--- Task goal ---
Go through the data below. Pull out every line that has the word "chlor".

--- Working data ---
========

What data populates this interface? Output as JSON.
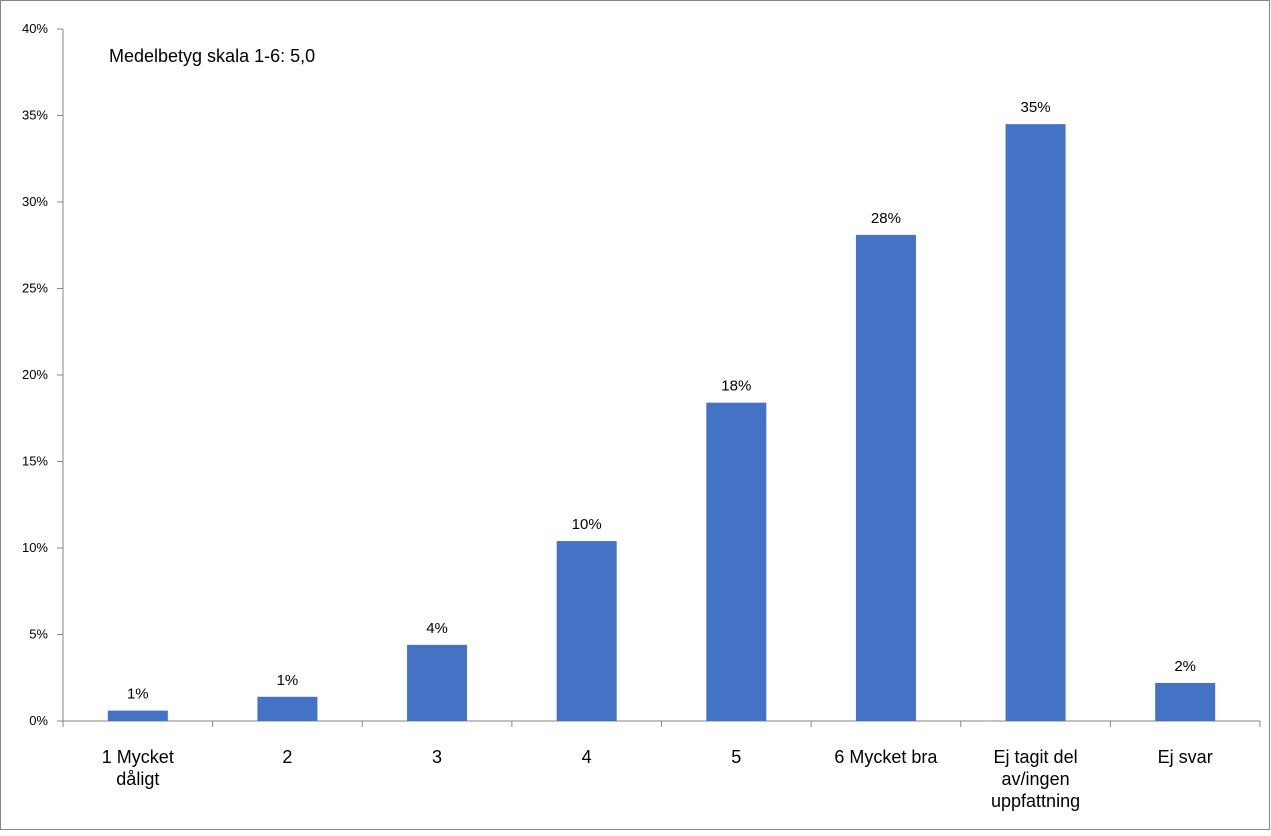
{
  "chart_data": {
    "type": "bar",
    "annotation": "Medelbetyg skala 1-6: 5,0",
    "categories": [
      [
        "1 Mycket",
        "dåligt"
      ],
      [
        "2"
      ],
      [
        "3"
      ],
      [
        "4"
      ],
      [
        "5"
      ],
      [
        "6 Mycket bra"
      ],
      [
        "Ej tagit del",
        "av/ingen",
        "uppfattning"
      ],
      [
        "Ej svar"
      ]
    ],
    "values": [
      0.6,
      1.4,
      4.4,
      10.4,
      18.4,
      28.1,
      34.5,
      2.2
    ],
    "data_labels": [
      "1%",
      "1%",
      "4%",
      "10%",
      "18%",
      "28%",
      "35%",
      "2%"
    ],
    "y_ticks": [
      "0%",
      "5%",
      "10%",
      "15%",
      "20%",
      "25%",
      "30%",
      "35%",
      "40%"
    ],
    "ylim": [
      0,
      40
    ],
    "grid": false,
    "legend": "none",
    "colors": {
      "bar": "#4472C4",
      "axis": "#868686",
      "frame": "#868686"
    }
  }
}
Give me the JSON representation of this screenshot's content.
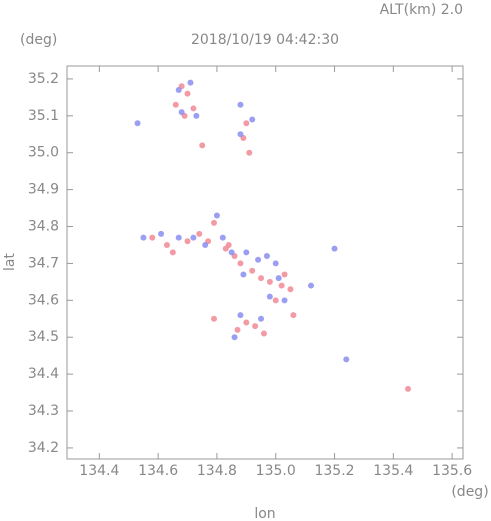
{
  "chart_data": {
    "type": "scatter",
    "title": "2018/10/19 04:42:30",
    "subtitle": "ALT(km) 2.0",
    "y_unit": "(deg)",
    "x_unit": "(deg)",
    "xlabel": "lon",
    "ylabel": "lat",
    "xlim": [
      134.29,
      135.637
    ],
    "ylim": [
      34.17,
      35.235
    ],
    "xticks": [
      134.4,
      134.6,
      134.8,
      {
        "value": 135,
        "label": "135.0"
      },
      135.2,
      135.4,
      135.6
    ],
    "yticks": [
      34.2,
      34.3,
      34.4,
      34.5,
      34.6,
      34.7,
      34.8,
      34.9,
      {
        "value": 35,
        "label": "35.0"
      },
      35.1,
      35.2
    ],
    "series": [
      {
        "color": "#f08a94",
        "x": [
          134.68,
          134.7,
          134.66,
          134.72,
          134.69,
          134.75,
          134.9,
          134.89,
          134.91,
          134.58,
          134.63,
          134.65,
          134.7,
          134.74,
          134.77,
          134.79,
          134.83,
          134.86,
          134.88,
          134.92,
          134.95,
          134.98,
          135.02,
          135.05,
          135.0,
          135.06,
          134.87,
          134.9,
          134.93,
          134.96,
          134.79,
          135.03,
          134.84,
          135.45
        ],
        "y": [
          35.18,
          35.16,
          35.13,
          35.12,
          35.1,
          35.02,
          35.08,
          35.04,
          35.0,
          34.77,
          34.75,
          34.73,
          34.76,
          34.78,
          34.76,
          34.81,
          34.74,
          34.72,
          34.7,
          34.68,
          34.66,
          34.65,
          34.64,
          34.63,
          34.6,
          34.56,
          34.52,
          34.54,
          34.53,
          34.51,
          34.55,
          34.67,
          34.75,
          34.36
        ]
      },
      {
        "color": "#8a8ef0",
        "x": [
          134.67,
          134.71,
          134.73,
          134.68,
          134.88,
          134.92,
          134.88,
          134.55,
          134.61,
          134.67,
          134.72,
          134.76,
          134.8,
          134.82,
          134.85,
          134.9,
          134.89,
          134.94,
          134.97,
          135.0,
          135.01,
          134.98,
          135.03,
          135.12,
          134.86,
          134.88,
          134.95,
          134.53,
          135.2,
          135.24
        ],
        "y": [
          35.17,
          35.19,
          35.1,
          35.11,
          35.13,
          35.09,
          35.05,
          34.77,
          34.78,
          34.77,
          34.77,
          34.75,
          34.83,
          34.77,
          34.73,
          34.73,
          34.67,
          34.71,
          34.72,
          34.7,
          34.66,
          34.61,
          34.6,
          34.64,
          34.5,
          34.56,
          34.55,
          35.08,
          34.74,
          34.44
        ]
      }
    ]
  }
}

========

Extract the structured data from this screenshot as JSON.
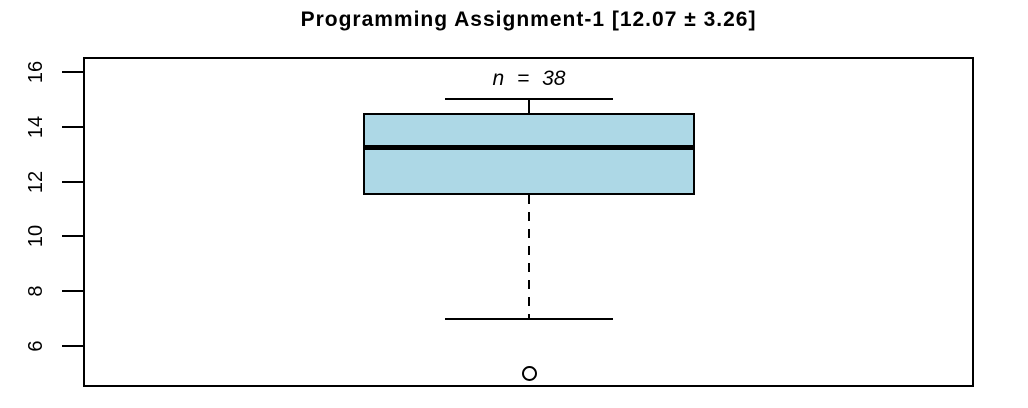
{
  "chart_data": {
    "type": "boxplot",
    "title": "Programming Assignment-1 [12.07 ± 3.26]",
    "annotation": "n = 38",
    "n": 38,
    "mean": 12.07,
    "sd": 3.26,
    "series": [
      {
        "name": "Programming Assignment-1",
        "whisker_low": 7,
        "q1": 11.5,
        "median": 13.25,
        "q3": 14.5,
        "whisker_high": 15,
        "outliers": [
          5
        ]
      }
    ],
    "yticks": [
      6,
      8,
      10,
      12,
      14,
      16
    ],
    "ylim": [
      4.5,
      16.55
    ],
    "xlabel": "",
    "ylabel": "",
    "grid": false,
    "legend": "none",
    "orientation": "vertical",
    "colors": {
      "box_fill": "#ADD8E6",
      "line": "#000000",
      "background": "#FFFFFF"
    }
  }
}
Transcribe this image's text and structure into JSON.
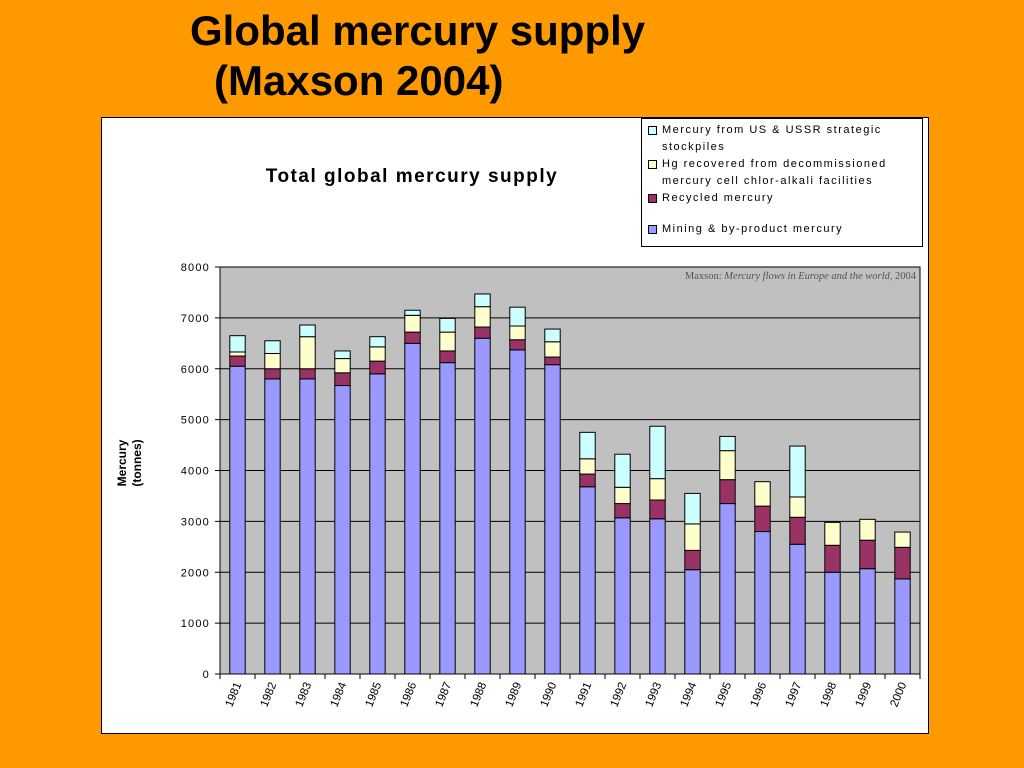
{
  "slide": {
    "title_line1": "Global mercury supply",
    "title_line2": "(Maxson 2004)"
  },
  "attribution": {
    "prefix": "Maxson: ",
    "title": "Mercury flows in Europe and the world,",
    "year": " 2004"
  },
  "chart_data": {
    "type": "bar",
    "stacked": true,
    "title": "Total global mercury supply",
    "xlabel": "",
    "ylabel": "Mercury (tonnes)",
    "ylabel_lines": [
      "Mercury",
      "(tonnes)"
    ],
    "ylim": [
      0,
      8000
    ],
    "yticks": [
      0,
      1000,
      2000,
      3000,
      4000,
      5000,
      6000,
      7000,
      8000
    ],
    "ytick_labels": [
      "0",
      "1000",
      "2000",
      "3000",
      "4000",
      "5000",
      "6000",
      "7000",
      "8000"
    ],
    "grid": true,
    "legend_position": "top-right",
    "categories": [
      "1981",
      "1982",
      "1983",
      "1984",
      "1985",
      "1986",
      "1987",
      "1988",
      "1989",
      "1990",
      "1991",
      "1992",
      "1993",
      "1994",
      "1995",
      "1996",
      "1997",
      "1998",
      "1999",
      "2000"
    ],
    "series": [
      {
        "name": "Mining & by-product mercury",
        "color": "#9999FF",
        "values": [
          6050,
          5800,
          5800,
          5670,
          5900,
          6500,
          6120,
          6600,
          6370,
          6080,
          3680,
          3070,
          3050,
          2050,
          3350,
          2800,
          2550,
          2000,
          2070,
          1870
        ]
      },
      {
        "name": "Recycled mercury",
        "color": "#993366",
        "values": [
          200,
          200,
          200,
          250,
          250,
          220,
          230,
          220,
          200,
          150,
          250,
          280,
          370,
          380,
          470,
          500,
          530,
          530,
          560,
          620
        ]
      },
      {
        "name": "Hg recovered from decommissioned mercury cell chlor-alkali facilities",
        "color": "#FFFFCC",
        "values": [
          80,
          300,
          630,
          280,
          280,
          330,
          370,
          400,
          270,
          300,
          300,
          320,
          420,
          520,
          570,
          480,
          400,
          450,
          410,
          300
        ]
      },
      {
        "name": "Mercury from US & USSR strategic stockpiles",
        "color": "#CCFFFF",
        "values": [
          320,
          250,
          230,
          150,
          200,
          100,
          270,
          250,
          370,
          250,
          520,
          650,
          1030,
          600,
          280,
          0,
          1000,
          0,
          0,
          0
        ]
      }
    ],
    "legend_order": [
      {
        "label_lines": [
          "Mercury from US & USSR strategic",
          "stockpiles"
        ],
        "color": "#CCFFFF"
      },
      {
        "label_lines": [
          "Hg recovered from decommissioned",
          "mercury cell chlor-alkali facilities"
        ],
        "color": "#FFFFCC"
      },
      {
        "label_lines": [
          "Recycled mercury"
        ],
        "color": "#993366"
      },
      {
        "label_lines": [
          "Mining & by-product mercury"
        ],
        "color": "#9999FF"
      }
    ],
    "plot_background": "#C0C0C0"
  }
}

========

--- Solution to the exercise ---
        "name": "Hg recovered from decommissioned mercury cell chlor-alkali facilities",
          "mercury cell chlor-alkali facilities"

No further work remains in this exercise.